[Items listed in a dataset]
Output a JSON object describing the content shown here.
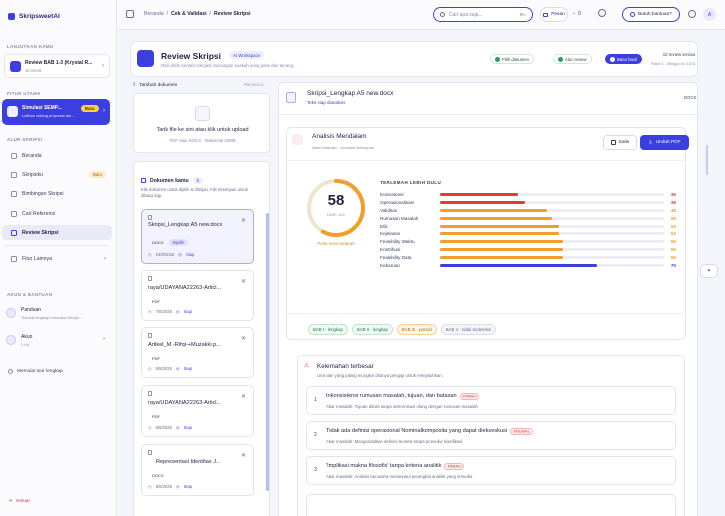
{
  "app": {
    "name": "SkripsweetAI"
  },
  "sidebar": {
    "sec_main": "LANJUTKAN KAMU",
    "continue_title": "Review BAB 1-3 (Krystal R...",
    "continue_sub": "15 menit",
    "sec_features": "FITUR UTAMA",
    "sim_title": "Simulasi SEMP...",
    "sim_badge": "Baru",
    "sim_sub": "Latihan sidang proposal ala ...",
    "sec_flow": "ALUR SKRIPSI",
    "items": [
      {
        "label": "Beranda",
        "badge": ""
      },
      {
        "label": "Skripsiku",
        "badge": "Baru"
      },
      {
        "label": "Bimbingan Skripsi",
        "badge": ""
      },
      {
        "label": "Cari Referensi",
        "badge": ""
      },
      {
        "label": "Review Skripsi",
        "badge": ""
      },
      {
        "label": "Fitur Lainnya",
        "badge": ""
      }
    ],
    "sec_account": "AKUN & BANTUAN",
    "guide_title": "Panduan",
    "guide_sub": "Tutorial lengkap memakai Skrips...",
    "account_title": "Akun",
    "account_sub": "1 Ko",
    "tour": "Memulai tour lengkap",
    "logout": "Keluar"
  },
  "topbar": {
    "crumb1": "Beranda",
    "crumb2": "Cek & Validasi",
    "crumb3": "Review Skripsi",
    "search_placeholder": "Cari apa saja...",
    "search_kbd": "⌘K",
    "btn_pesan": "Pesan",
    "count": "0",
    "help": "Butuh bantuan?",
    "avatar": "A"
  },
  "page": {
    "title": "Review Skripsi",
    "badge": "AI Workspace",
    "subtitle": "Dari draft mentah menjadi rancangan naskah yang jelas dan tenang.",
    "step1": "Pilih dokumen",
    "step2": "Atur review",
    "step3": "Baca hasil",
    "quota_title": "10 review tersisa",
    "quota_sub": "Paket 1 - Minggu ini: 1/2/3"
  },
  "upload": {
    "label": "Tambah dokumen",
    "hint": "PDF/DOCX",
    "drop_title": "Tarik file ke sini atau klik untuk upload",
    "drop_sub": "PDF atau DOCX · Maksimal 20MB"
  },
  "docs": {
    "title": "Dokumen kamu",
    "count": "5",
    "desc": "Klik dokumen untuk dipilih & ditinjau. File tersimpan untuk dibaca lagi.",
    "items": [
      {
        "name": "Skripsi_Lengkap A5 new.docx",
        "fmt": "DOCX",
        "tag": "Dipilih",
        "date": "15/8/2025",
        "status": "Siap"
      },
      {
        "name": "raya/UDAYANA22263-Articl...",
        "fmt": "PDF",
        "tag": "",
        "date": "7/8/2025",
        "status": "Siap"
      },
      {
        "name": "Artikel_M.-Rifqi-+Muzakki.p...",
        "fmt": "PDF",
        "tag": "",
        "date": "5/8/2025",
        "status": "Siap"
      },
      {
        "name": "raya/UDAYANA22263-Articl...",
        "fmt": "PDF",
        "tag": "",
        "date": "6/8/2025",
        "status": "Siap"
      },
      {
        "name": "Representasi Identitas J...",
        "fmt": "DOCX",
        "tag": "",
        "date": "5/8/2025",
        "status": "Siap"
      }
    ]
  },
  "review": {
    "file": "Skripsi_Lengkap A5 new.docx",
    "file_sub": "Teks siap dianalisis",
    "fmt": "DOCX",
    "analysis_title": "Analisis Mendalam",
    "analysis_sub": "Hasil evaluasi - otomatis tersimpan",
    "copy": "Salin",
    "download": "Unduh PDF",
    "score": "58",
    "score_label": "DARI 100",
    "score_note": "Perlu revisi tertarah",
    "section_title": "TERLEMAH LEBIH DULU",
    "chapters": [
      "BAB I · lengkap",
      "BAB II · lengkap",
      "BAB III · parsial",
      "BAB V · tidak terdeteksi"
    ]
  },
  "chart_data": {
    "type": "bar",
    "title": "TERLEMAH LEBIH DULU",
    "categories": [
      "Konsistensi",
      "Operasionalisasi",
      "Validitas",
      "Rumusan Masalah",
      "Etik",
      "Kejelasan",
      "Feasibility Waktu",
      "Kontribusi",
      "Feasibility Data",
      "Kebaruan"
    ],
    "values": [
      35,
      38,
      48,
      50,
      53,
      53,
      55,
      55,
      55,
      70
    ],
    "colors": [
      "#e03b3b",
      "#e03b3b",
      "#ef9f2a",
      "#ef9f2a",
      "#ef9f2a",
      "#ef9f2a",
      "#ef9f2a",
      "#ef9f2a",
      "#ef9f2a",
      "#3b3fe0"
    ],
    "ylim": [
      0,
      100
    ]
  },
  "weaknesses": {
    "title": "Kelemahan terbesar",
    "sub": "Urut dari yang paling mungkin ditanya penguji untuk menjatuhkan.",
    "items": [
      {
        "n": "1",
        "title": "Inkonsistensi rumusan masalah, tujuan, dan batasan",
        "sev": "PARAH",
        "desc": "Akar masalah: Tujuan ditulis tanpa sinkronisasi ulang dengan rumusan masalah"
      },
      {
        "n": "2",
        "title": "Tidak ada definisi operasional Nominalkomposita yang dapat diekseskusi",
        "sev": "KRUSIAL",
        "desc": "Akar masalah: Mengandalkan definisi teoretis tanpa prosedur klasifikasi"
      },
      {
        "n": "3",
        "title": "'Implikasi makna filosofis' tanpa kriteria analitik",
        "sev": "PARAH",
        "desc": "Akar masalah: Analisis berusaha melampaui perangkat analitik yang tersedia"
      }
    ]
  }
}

Goal of the exercise: Without the pictures, write out every entry precisely as it appears.

Answer for the task:
Output a JSON object describing the content shown here.
{
  "app": {
    "name": "SkripsweetAI"
  },
  "sidebar": {
    "sec_main": "LANJUTKAN KAMU",
    "continue_title": "Review BAB 1-3 (Krystal R...",
    "continue_sub": "15 menit",
    "sec_features": "FITUR UTAMA",
    "sim_title": "Simulasi SEMP...",
    "sim_badge": "Baru",
    "sim_sub": "Latihan sidang proposal ala ...",
    "sec_flow": "ALUR SKRIPSI",
    "items": [
      {
        "label": "Beranda",
        "badge": ""
      },
      {
        "label": "Skripsiku",
        "badge": "Baru"
      },
      {
        "label": "Bimbingan Skripsi",
        "badge": ""
      },
      {
        "label": "Cari Referensi",
        "badge": ""
      },
      {
        "label": "Review Skripsi",
        "badge": ""
      },
      {
        "label": "Fitur Lainnya",
        "badge": ""
      }
    ],
    "sec_account": "AKUN & BANTUAN",
    "guide_title": "Panduan",
    "guide_sub": "Tutorial lengkap memakai Skrips...",
    "account_title": "Akun",
    "account_sub": "1 Ko",
    "tour": "Memulai tour lengkap",
    "logout": "Keluar"
  },
  "topbar": {
    "crumb1": "Beranda",
    "crumb2": "Cek & Validasi",
    "crumb3": "Review Skripsi",
    "search_placeholder": "Cari apa saja...",
    "search_kbd": "⌘K",
    "btn_pesan": "Pesan",
    "count": "0",
    "help": "Butuh bantuan?",
    "avatar": "A"
  },
  "page": {
    "title": "Review Skripsi",
    "badge": "AI Workspace",
    "subtitle": "Dari draft mentah menjadi rancangan naskah yang jelas dan tenang.",
    "step1": "Pilih dokumen",
    "step2": "Atur review",
    "step3": "Baca hasil",
    "quota_title": "10 review tersisa",
    "quota_sub": "Paket 1 - Minggu ini: 1/2/3"
  },
  "upload": {
    "label": "Tambah dokumen",
    "hint": "PDF/DOCX",
    "drop_title": "Tarik file ke sini atau klik untuk upload",
    "drop_sub": "PDF atau DOCX · Maksimal 20MB"
  },
  "docs": {
    "title": "Dokumen kamu",
    "count": "5",
    "desc": "Klik dokumen untuk dipilih & ditinjau. File tersimpan untuk dibaca lagi.",
    "items": [
      {
        "name": "Skripsi_Lengkap A5 new.docx",
        "fmt": "DOCX",
        "tag": "Dipilih",
        "date": "15/8/2025",
        "status": "Siap"
      },
      {
        "name": "raya/UDAYANA22263-Articl...",
        "fmt": "PDF",
        "tag": "",
        "date": "7/8/2025",
        "status": "Siap"
      },
      {
        "name": "Artikel_M.-Rifqi-+Muzakki.p...",
        "fmt": "PDF",
        "tag": "",
        "date": "5/8/2025",
        "status": "Siap"
      },
      {
        "name": "raya/UDAYANA22263-Articl...",
        "fmt": "PDF",
        "tag": "",
        "date": "6/8/2025",
        "status": "Siap"
      },
      {
        "name": "Representasi Identitas J...",
        "fmt": "DOCX",
        "tag": "",
        "date": "5/8/2025",
        "status": "Siap"
      }
    ]
  },
  "review": {
    "file": "Skripsi_Lengkap A5 new.docx",
    "file_sub": "Teks siap dianalisis",
    "fmt": "DOCX",
    "analysis_title": "Analisis Mendalam",
    "analysis_sub": "Hasil evaluasi - otomatis tersimpan",
    "copy": "Salin",
    "download": "Unduh PDF",
    "score": "58",
    "score_label": "DARI 100",
    "score_note": "Perlu revisi tertarah",
    "section_title": "TERLEMAH LEBIH DULU",
    "chapters": [
      "BAB I · lengkap",
      "BAB II · lengkap",
      "BAB III · parsial",
      "BAB V · tidak terdeteksi"
    ]
  },
  "chart_data": {
    "type": "bar",
    "title": "TERLEMAH LEBIH DULU",
    "categories": [
      "Konsistensi",
      "Operasionalisasi",
      "Validitas",
      "Rumusan Masalah",
      "Etik",
      "Kejelasan",
      "Feasibility Waktu",
      "Kontribusi",
      "Feasibility Data",
      "Kebaruan"
    ],
    "values": [
      35,
      38,
      48,
      50,
      53,
      53,
      55,
      55,
      55,
      70
    ],
    "colors": [
      "#e03b3b",
      "#e03b3b",
      "#ef9f2a",
      "#ef9f2a",
      "#ef9f2a",
      "#ef9f2a",
      "#ef9f2a",
      "#ef9f2a",
      "#ef9f2a",
      "#3b3fe0"
    ],
    "ylim": [
      0,
      100
    ]
  },
  "weaknesses": {
    "title": "Kelemahan terbesar",
    "sub": "Urut dari yang paling mungkin ditanya penguji untuk menjatuhkan.",
    "items": [
      {
        "n": "1",
        "title": "Inkonsistensi rumusan masalah, tujuan, dan batasan",
        "sev": "PARAH",
        "desc": "Akar masalah: Tujuan ditulis tanpa sinkronisasi ulang dengan rumusan masalah"
      },
      {
        "n": "2",
        "title": "Tidak ada definisi operasional Nominalkomposita yang dapat diekseskusi",
        "sev": "KRUSIAL",
        "desc": "Akar masalah: Mengandalkan definisi teoretis tanpa prosedur klasifikasi"
      },
      {
        "n": "3",
        "title": "'Implikasi makna filosofis' tanpa kriteria analitik",
        "sev": "PARAH",
        "desc": "Akar masalah: Analisis berusaha melampaui perangkat analitik yang tersedia"
      }
    ]
  }
}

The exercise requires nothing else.